» TASK OBJECTIVE: Filter these entries so that only lines with the word "they" remain.

» INPUT RECORDS:

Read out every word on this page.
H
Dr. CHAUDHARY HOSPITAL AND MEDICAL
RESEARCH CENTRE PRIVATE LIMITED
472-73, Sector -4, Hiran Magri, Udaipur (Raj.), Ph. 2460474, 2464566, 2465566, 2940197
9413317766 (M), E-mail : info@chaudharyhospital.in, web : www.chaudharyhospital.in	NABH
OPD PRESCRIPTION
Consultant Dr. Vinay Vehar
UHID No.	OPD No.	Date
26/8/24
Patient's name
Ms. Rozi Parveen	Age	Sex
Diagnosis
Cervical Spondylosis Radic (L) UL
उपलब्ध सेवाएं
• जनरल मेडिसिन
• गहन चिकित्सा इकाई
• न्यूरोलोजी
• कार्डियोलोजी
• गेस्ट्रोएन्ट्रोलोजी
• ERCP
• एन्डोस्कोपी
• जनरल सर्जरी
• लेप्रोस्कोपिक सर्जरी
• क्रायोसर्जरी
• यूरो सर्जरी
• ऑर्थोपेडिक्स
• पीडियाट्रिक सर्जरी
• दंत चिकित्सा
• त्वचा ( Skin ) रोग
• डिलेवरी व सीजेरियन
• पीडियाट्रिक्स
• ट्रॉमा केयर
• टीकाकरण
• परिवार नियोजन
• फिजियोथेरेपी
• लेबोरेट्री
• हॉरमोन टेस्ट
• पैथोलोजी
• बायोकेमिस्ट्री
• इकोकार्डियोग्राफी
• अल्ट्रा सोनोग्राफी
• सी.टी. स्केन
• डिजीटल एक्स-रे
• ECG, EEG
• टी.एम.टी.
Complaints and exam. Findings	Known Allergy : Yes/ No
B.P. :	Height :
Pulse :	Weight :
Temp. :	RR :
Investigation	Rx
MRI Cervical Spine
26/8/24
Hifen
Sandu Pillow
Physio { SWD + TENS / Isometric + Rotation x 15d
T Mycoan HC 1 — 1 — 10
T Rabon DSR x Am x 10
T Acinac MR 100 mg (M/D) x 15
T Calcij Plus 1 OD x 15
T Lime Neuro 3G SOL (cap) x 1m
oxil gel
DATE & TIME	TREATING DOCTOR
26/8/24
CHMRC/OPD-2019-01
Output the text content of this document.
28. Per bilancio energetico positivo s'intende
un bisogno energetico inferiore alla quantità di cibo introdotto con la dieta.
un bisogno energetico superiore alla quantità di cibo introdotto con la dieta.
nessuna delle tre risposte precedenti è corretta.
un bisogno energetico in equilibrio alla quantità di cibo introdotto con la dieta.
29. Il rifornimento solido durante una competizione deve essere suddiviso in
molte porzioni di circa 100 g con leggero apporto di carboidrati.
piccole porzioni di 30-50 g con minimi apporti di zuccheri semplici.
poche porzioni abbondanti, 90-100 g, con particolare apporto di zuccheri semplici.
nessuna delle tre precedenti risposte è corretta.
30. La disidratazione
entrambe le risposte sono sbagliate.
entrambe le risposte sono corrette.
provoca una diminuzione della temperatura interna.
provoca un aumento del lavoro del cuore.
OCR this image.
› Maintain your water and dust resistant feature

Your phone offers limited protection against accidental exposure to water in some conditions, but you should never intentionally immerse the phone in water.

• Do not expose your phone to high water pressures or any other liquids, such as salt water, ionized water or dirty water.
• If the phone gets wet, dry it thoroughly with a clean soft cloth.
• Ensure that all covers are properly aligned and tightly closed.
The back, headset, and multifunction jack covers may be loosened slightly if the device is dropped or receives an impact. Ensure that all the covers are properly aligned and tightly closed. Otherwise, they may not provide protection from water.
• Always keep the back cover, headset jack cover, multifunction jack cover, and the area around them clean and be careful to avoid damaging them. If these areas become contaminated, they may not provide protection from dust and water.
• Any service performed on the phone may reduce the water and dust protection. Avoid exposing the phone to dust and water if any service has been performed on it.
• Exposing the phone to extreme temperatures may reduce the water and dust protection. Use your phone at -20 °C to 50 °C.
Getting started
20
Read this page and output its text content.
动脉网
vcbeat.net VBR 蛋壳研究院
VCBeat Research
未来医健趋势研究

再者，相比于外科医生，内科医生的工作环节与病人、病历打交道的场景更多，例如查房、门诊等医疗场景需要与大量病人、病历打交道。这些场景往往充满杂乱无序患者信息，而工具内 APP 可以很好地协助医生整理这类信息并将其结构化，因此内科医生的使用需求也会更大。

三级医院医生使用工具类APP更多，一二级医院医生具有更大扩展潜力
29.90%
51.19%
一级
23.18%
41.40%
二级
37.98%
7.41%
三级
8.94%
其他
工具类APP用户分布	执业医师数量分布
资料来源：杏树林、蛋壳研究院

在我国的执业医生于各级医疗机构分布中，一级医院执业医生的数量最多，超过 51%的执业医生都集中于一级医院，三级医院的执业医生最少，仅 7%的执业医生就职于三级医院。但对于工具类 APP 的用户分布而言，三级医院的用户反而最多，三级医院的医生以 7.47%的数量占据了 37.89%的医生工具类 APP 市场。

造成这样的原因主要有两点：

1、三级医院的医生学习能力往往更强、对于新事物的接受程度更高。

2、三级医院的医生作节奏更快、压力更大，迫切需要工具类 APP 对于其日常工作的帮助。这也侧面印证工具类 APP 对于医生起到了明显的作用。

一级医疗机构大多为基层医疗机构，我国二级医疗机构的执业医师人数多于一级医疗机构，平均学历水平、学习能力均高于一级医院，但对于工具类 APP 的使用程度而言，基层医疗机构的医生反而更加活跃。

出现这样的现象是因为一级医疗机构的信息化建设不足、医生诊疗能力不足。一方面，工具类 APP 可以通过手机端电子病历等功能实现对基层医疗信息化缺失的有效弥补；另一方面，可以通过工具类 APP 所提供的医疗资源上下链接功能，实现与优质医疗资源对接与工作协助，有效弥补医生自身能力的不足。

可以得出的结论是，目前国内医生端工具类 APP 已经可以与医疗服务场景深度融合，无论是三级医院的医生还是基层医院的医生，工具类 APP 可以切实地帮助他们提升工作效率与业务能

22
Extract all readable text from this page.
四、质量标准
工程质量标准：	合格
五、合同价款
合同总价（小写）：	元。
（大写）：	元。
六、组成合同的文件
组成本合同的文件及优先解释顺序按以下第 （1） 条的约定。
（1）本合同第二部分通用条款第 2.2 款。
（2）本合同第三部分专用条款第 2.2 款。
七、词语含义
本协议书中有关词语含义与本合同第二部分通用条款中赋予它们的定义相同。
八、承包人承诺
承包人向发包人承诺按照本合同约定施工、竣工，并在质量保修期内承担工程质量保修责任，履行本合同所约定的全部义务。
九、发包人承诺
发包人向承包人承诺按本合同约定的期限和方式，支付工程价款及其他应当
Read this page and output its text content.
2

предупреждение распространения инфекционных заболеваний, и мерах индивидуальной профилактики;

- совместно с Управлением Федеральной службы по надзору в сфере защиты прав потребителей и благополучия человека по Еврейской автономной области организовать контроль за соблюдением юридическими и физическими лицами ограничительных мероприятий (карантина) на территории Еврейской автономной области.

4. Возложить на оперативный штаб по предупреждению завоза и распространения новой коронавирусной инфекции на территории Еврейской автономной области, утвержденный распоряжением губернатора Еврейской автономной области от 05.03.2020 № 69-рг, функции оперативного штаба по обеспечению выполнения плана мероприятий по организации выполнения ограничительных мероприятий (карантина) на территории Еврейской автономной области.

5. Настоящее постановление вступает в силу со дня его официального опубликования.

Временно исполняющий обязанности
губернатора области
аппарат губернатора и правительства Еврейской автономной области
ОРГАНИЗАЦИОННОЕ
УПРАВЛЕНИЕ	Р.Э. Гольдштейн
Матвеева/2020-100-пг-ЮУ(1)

» WORKED ANSWER:
The back, headset, and multifunction jack covers may be loosened slightly if the device is dropped or receives an impact. Ensure that all the covers are properly aligned and tightly closed. Otherwise, they may not provide protection from water.
• Always keep the back cover, headset jack cover, multifunction jack cover, and the area around them clean and be careful to avoid damaging them. If these areas become contaminated, they may not provide protection from dust and water.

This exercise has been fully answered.